[Stored records]
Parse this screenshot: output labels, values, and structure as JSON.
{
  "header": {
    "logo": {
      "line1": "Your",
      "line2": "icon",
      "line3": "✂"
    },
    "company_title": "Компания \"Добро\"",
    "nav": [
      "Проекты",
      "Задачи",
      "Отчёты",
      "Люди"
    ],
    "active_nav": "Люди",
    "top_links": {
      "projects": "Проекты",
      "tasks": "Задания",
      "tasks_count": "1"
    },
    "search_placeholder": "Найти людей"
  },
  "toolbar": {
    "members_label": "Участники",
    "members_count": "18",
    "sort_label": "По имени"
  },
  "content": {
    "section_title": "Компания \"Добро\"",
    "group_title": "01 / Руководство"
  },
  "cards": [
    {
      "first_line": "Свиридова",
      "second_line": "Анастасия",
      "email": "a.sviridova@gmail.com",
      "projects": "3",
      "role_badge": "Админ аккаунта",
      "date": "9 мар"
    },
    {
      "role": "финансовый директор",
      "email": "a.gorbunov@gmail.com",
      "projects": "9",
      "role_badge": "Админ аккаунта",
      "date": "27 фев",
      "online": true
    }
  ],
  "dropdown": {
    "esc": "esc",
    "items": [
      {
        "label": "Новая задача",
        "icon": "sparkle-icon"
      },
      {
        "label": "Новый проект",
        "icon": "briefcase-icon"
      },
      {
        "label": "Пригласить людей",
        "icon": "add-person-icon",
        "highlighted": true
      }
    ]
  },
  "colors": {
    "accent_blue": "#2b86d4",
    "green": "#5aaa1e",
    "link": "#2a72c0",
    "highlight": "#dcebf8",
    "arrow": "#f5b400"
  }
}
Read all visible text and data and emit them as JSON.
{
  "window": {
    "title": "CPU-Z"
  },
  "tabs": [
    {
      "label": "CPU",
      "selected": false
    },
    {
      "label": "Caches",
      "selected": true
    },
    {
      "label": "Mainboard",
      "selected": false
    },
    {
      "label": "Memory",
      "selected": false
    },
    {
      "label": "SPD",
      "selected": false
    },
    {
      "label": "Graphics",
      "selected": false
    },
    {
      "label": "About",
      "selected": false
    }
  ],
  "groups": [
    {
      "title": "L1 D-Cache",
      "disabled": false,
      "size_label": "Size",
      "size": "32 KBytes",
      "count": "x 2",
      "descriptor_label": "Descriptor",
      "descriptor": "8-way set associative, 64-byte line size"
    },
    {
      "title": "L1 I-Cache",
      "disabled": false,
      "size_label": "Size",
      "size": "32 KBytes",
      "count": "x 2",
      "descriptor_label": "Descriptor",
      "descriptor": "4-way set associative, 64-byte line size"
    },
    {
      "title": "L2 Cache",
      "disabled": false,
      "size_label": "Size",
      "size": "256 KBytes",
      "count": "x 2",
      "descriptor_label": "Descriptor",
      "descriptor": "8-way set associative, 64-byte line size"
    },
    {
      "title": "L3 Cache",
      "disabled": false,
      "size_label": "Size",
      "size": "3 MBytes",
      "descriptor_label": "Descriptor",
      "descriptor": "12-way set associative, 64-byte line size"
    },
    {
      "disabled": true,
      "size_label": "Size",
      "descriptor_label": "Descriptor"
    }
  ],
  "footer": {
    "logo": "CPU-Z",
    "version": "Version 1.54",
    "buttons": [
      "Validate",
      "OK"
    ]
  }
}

Problem details ▸ Output the listing above word for word.

Correct result ▸
Parse this screenshot: output labels, values, and structure as JSON.
{
  "header": {
    "logo": {
      "line1": "Your",
      "line2": "icon",
      "line3": "✂"
    },
    "company_title": "Компания \"Добро\"",
    "nav": [
      "Проекты",
      "Задачи",
      "Отчёты",
      "Люди"
    ],
    "active_nav": "Люди",
    "top_links": {
      "projects": "Проекты",
      "tasks": "Задания",
      "tasks_count": "1"
    },
    "search_placeholder": "Найти людей"
  },
  "toolbar": {
    "members_label": "Участники",
    "members_count": "18",
    "sort_label": "По имени"
  },
  "content": {
    "section_title": "Компания \"Добро\"",
    "group_title": "01 / Руководство"
  },
  "cards": [
    {
      "first_line": "Свиридова",
      "second_line": "Анастасия",
      "email": "a.sviridova@gmail.com",
      "projects": "3",
      "role_badge": "Админ аккаунта",
      "date": "9 мар"
    },
    {
      "role": "финансовый директор",
      "email": "a.gorbunov@gmail.com",
      "projects": "9",
      "role_badge": "Админ аккаунта",
      "date": "27 фев",
      "online": true
    }
  ],
  "dropdown": {
    "esc": "esc",
    "items": [
      {
        "label": "Новая задача",
        "icon": "sparkle-icon"
      },
      {
        "label": "Новый проект",
        "icon": "briefcase-icon"
      },
      {
        "label": "Пригласить людей",
        "icon": "add-person-icon",
        "highlighted": true
      }
    ]
  },
  "colors": {
    "accent_blue": "#2b86d4",
    "green": "#5aaa1e",
    "link": "#2a72c0",
    "highlight": "#dcebf8",
    "arrow": "#f5b400"
  }
}
Read all visible text and data and emit them as JSON.
{
  "window": {
    "title": "CPU-Z"
  },
  "tabs": [
    {
      "label": "CPU",
      "selected": false
    },
    {
      "label": "Caches",
      "selected": true
    },
    {
      "label": "Mainboard",
      "selected": false
    },
    {
      "label": "Memory",
      "selected": false
    },
    {
      "label": "SPD",
      "selected": false
    },
    {
      "label": "Graphics",
      "selected": false
    },
    {
      "label": "About",
      "selected": false
    }
  ],
  "groups": [
    {
      "title": "L1 D-Cache",
      "disabled": false,
      "size_label": "Size",
      "size": "32 KBytes",
      "count": "x 2",
      "descriptor_label": "Descriptor",
      "descriptor": "8-way set associative, 64-byte line size"
    },
    {
      "title": "L1 I-Cache",
      "disabled": false,
      "size_label": "Size",
      "size": "32 KBytes",
      "count": "x 2",
      "descriptor_label": "Descriptor",
      "descriptor": "4-way set associative, 64-byte line size"
    },
    {
      "title": "L2 Cache",
      "disabled": false,
      "size_label": "Size",
      "size": "256 KBytes",
      "count": "x 2",
      "descriptor_label": "Descriptor",
      "descriptor": "8-way set associative, 64-byte line size"
    },
    {
      "title": "L3 Cache",
      "disabled": false,
      "size_label": "Size",
      "size": "3 MBytes",
      "descriptor_label": "Descriptor",
      "descriptor": "12-way set associative, 64-byte line size"
    },
    {
      "disabled": true,
      "size_label": "Size",
      "descriptor_label": "Descriptor"
    }
  ],
  "footer": {
    "logo": "CPU-Z",
    "version": "Version 1.54",
    "buttons": [
      "Validate",
      "OK"
    ]
  }
}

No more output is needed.